◆ Directive:
Of the lines in this material, how many contain "December"? Answer with a single number only.

◆ Material provided:

_ _ _ _

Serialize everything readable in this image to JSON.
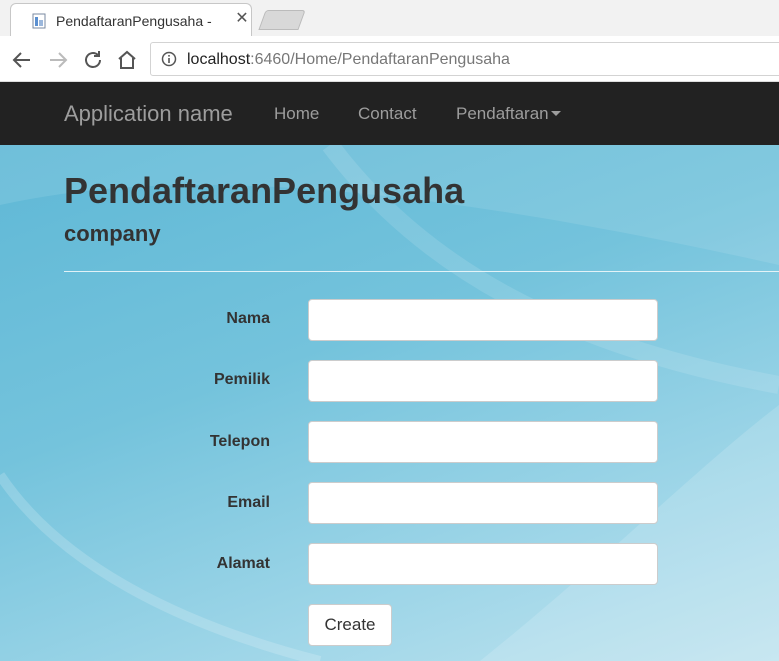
{
  "browser": {
    "tab_title": "PendaftaranPengusaha -",
    "url_host": "localhost",
    "url_rest": ":6460/Home/PendaftaranPengusaha"
  },
  "navbar": {
    "brand": "Application name",
    "links": [
      {
        "label": "Home"
      },
      {
        "label": "Contact"
      },
      {
        "label": "Pendaftaran"
      }
    ]
  },
  "page": {
    "title": "PendaftaranPengusaha",
    "subtitle": "company"
  },
  "form": {
    "fields": [
      {
        "label": "Nama",
        "value": ""
      },
      {
        "label": "Pemilik",
        "value": ""
      },
      {
        "label": "Telepon",
        "value": ""
      },
      {
        "label": "Email",
        "value": ""
      },
      {
        "label": "Alamat",
        "value": ""
      }
    ],
    "submit_label": "Create"
  }
}
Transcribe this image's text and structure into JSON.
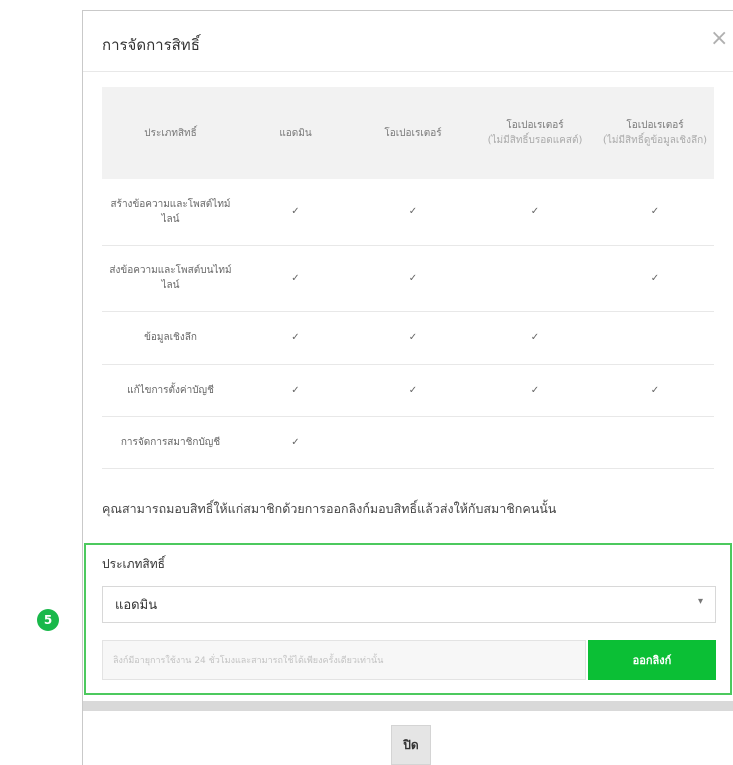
{
  "step_badge": "5",
  "modal": {
    "title": "การจัดการสิทธิ์",
    "close_icon": "×"
  },
  "table": {
    "headers": [
      {
        "label": "ประเภทสิทธิ์",
        "sub": ""
      },
      {
        "label": "แอดมิน",
        "sub": ""
      },
      {
        "label": "โอเปอเรเตอร์",
        "sub": ""
      },
      {
        "label": "โอเปอเรเตอร์",
        "sub": "(ไม่มีสิทธิ์บรอดแคสต์)"
      },
      {
        "label": "โอเปอเรเตอร์",
        "sub": "(ไม่มีสิทธิ์ดูข้อมูลเชิงลึก)"
      }
    ],
    "rows": [
      {
        "label": "สร้างข้อความและโพสต์ไทม์ไลน์",
        "checks": [
          "✓",
          "✓",
          "✓",
          "✓"
        ]
      },
      {
        "label": "ส่งข้อความและโพสต์บนไทม์ไลน์",
        "checks": [
          "✓",
          "✓",
          "",
          "✓"
        ]
      },
      {
        "label": "ข้อมูลเชิงลึก",
        "checks": [
          "✓",
          "✓",
          "✓",
          ""
        ]
      },
      {
        "label": "แก้ไขการตั้งค่าบัญชี",
        "checks": [
          "✓",
          "✓",
          "✓",
          "✓"
        ]
      },
      {
        "label": "การจัดการสมาชิกบัญชี",
        "checks": [
          "✓",
          "",
          "",
          ""
        ]
      }
    ]
  },
  "note": "คุณสามารถมอบสิทธิ์ให้แก่สมาชิกด้วยการออกลิงก์มอบสิทธิ์แล้วส่งให้กับสมาชิกคนนั้น",
  "role_panel": {
    "label": "ประเภทสิทธิ์",
    "selected": "แอดมิน",
    "chevron": "▾",
    "invite_placeholder": "ลิงก์มีอายุการใช้งาน 24 ชั่วโมงและสามารถใช้ได้เพียงครั้งเดียวเท่านั้น",
    "invite_button": "ออกลิงก์"
  },
  "footer": {
    "close_label": "ปิด"
  }
}
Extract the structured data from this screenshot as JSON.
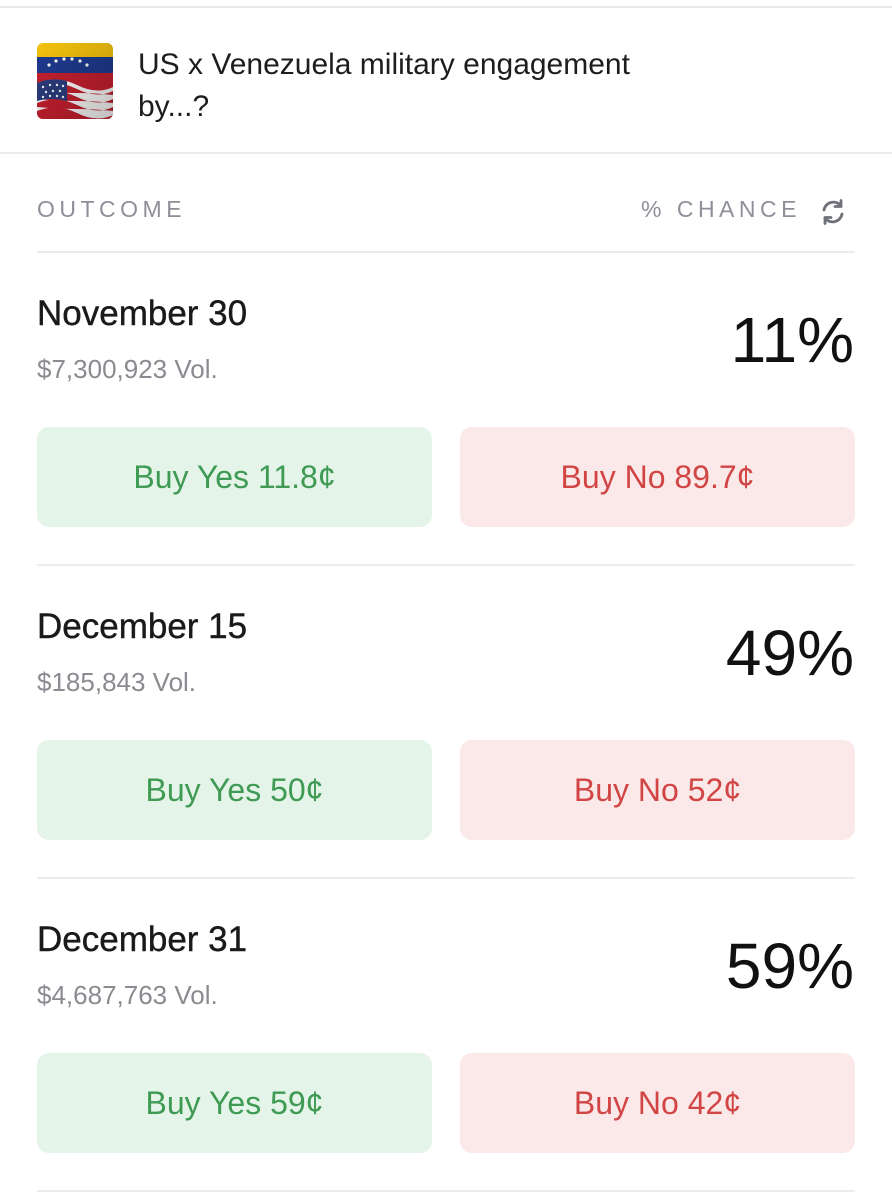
{
  "market": {
    "title": "US x Venezuela military engagement by...?",
    "thumbnail_icon": "us-venezuela-flags-icon"
  },
  "columns": {
    "outcome": "OUTCOME",
    "chance": "% CHANCE",
    "refresh_icon": "refresh-icon"
  },
  "colors": {
    "yes_bg": "#e4f4e8",
    "yes_text": "#3f9a54",
    "no_bg": "#fbe9e9",
    "no_text": "#d24545",
    "muted_text": "#8a8a90"
  },
  "outcomes": [
    {
      "label": "November 30",
      "volume": "$7,300,923 Vol.",
      "chance": "11%",
      "buy_yes": "Buy Yes 11.8¢",
      "buy_no": "Buy No 89.7¢"
    },
    {
      "label": "December 15",
      "volume": "$185,843 Vol.",
      "chance": "49%",
      "buy_yes": "Buy Yes 50¢",
      "buy_no": "Buy No 52¢"
    },
    {
      "label": "December 31",
      "volume": "$4,687,763 Vol.",
      "chance": "59%",
      "buy_yes": "Buy Yes 59¢",
      "buy_no": "Buy No 42¢"
    }
  ]
}
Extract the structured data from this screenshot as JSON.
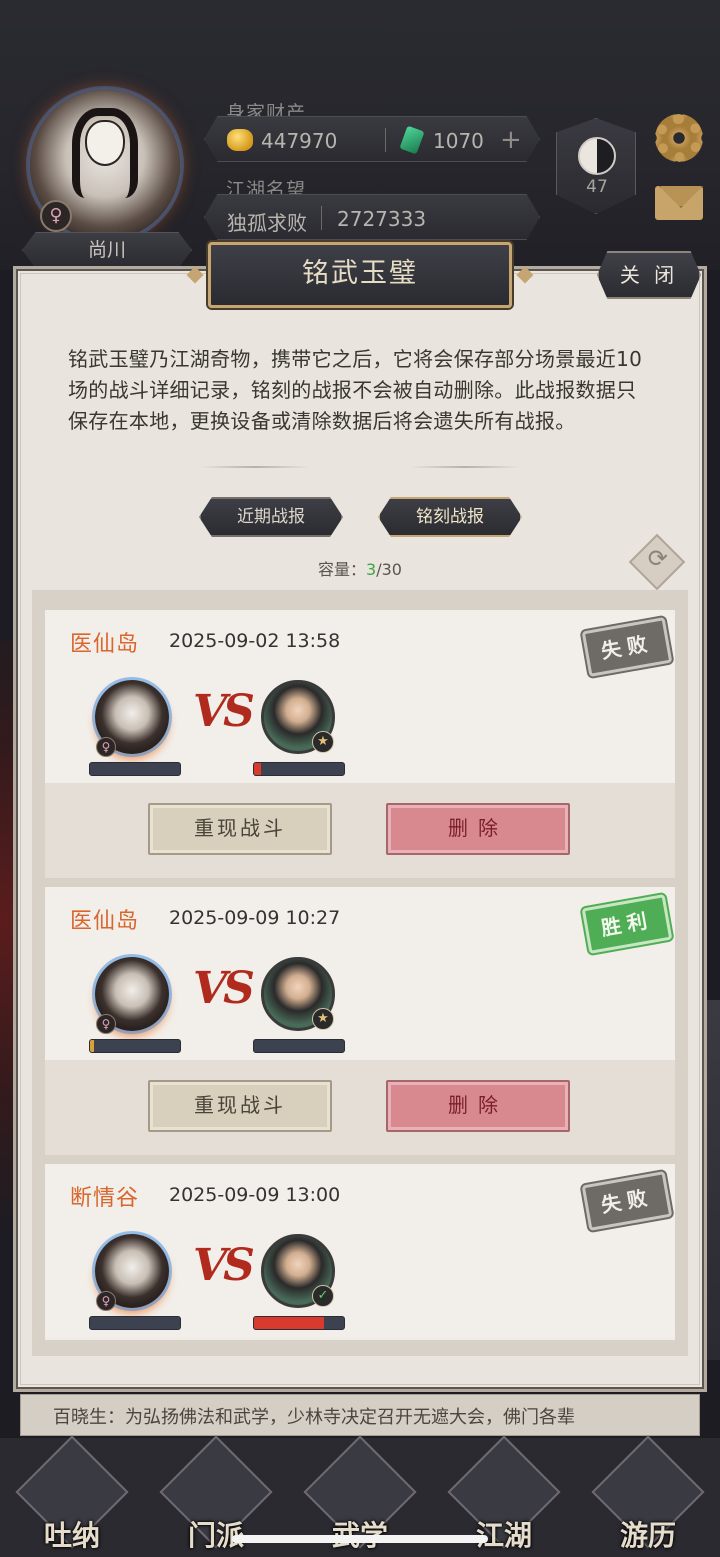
{
  "profile": {
    "name": "尚川",
    "gender_symbol": "♀",
    "wealth_label": "身家财产",
    "coins": "447970",
    "jade": "1070",
    "plus": "+",
    "fame_label": "江湖名望",
    "title": "独孤求败",
    "fame_value": "2727333",
    "level": "47"
  },
  "dialog": {
    "title": "铭武玉璧",
    "close_label": "关 闭",
    "description": "铭武玉璧乃江湖奇物，携带它之后，它将会保存部分场景最近10场的战斗详细记录，铭刻的战报不会被自动删除。此战报数据只保存在本地，更换设备或清除数据后将会遗失所有战报。",
    "tabs": [
      {
        "label": "近期战报",
        "active": false
      },
      {
        "label": "铭刻战报",
        "active": true
      }
    ],
    "capacity_label": "容量：",
    "capacity_used": "3",
    "capacity_total": "/30"
  },
  "battles": [
    {
      "location": "医仙岛",
      "time": "2025-09-02 13:58",
      "result": "失败",
      "result_type": "lose",
      "my_hp": 0.0,
      "enemy_hp": 0.08,
      "enemy_badge": "★",
      "replay_label": "重现战斗",
      "delete_label": "删除"
    },
    {
      "location": "医仙岛",
      "time": "2025-09-09 10:27",
      "result": "胜利",
      "result_type": "win",
      "my_hp": 0.04,
      "enemy_hp": 0.0,
      "enemy_badge": "★",
      "replay_label": "重现战斗",
      "delete_label": "删除"
    },
    {
      "location": "断情谷",
      "time": "2025-09-09 13:00",
      "result": "失败",
      "result_type": "lose",
      "my_hp": 0.0,
      "enemy_hp": 0.78,
      "enemy_badge": "✓",
      "replay_label": "重现战斗",
      "delete_label": "删除"
    }
  ],
  "vs_text": "VS",
  "news": "百晓生：为弘扬佛法和武学，少林寺决定召开无遮大会，佛门各辈",
  "nav": [
    "吐纳",
    "门派",
    "武学",
    "江湖",
    "游历"
  ],
  "colors": {
    "location": "#d8662d",
    "win": "#4fae55",
    "lose": "#6e6a66",
    "hp_low": "#d83a2e",
    "hp_mid": "#d8a23a"
  }
}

_ _ _ _

◆ Task answer:
2